## start

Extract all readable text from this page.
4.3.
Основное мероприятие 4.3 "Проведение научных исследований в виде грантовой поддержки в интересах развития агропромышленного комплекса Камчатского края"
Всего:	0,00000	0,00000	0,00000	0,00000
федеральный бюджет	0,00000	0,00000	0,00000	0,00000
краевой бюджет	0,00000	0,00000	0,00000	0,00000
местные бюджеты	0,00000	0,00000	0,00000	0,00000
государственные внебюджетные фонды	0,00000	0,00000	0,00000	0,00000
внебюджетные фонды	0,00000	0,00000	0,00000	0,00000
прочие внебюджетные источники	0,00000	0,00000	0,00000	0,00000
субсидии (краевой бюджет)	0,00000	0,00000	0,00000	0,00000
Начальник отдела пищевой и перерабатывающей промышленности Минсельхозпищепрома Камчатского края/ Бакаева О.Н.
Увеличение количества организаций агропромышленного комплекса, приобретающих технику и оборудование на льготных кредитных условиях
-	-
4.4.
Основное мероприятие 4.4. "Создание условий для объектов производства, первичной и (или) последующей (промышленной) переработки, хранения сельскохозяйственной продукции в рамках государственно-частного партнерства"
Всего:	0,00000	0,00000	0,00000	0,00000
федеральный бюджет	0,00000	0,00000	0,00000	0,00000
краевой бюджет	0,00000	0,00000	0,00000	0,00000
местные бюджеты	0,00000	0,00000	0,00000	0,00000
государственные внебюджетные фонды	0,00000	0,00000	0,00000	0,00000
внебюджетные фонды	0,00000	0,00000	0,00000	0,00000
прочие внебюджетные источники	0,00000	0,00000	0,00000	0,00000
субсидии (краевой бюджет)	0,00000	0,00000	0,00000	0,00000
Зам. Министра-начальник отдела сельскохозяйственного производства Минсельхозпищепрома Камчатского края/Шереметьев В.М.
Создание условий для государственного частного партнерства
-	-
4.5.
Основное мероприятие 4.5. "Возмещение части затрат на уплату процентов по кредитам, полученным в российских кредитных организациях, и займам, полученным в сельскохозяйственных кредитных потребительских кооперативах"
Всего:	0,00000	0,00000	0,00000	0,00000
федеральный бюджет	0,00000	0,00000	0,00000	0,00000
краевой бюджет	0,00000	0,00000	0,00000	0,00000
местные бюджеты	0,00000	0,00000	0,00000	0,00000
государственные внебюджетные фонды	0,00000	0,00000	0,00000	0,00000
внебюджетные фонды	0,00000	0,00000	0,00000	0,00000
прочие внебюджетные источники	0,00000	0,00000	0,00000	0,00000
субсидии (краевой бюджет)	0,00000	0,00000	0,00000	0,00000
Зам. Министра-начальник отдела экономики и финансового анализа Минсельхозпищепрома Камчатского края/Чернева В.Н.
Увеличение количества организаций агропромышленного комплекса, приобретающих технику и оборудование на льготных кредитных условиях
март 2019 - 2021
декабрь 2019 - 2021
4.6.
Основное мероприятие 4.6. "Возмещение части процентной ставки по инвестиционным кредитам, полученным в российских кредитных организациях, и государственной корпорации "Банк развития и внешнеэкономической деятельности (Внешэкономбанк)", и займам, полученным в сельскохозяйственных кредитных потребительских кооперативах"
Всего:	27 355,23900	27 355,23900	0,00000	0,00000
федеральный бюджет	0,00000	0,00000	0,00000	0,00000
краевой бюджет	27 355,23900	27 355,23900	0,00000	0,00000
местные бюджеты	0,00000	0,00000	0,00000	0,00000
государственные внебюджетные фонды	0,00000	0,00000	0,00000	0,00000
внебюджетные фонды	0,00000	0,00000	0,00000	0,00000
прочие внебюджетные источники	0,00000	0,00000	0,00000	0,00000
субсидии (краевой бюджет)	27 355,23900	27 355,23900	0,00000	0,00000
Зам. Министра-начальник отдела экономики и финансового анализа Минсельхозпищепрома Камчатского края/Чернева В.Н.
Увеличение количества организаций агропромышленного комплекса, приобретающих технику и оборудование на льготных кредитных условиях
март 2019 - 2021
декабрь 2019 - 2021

## end

▶ **STATED GOAL**:
What is needed here is an exact reproduction of all the entries.

▶ **RESPONSE TO THIS EXERCISE**:
Extract all readable text from this page.
4.3.
Основное мероприятие 4.3 "Проведение научных исследований в виде грантовой поддержки в интересах развития агропромышленного комплекса Камчатского края"
Всего:	0,00000	0,00000	0,00000	0,00000
федеральный бюджет	0,00000	0,00000	0,00000	0,00000
краевой бюджет	0,00000	0,00000	0,00000	0,00000
местные бюджеты	0,00000	0,00000	0,00000	0,00000
государственные внебюджетные фонды	0,00000	0,00000	0,00000	0,00000
внебюджетные фонды	0,00000	0,00000	0,00000	0,00000
прочие внебюджетные источники	0,00000	0,00000	0,00000	0,00000
субсидии (краевой бюджет)	0,00000	0,00000	0,00000	0,00000
Начальник отдела пищевой и перерабатывающей промышленности Минсельхозпищепрома Камчатского края/ Бакаева О.Н.
Увеличение количества организаций агропромышленного комплекса, приобретающих технику и оборудование на льготных кредитных условиях
-	-
4.4.
Основное мероприятие 4.4. "Создание условий для объектов производства, первичной и (или) последующей (промышленной) переработки, хранения сельскохозяйственной продукции в рамках государственно-частного партнерства"
Всего:	0,00000	0,00000	0,00000	0,00000
федеральный бюджет	0,00000	0,00000	0,00000	0,00000
краевой бюджет	0,00000	0,00000	0,00000	0,00000
местные бюджеты	0,00000	0,00000	0,00000	0,00000
государственные внебюджетные фонды	0,00000	0,00000	0,00000	0,00000
внебюджетные фонды	0,00000	0,00000	0,00000	0,00000
прочие внебюджетные источники	0,00000	0,00000	0,00000	0,00000
субсидии (краевой бюджет)	0,00000	0,00000	0,00000	0,00000
Зам. Министра-начальник отдела сельскохозяйственного производства Минсельхозпищепрома Камчатского края/Шереметьев В.М.
Создание условий для государственного частного партнерства
-	-
4.5.
Основное мероприятие 4.5. "Возмещение части затрат на уплату процентов по кредитам, полученным в российских кредитных организациях, и займам, полученным в сельскохозяйственных кредитных потребительских кооперативах"
Всего:	0,00000	0,00000	0,00000	0,00000
федеральный бюджет	0,00000	0,00000	0,00000	0,00000
краевой бюджет	0,00000	0,00000	0,00000	0,00000
местные бюджеты	0,00000	0,00000	0,00000	0,00000
государственные внебюджетные фонды	0,00000	0,00000	0,00000	0,00000
внебюджетные фонды	0,00000	0,00000	0,00000	0,00000
прочие внебюджетные источники	0,00000	0,00000	0,00000	0,00000
субсидии (краевой бюджет)	0,00000	0,00000	0,00000	0,00000
Зам. Министра-начальник отдела экономики и финансового анализа Минсельхозпищепрома Камчатского края/Чернева В.Н.
Увеличение количества организаций агропромышленного комплекса, приобретающих технику и оборудование на льготных кредитных условиях
март 2019 - 2021
декабрь 2019 - 2021
4.6.
Основное мероприятие 4.6. "Возмещение части процентной ставки по инвестиционным кредитам, полученным в российских кредитных организациях, и государственной корпорации "Банк развития и внешнеэкономической деятельности (Внешэкономбанк)", и займам, полученным в сельскохозяйственных кредитных потребительских кооперативах"
Всего:	27 355,23900	27 355,23900	0,00000	0,00000
федеральный бюджет	0,00000	0,00000	0,00000	0,00000
краевой бюджет	27 355,23900	27 355,23900	0,00000	0,00000
местные бюджеты	0,00000	0,00000	0,00000	0,00000
государственные внебюджетные фонды	0,00000	0,00000	0,00000	0,00000
внебюджетные фонды	0,00000	0,00000	0,00000	0,00000
прочие внебюджетные источники	0,00000	0,00000	0,00000	0,00000
субсидии (краевой бюджет)	27 355,23900	27 355,23900	0,00000	0,00000
Зам. Министра-начальник отдела экономики и финансового анализа Минсельхозпищепрома Камчатского края/Чернева В.Н.
Увеличение количества организаций агропромышленного комплекса, приобретающих технику и оборудование на льготных кредитных условиях
март 2019 - 2021
декабрь 2019 - 2021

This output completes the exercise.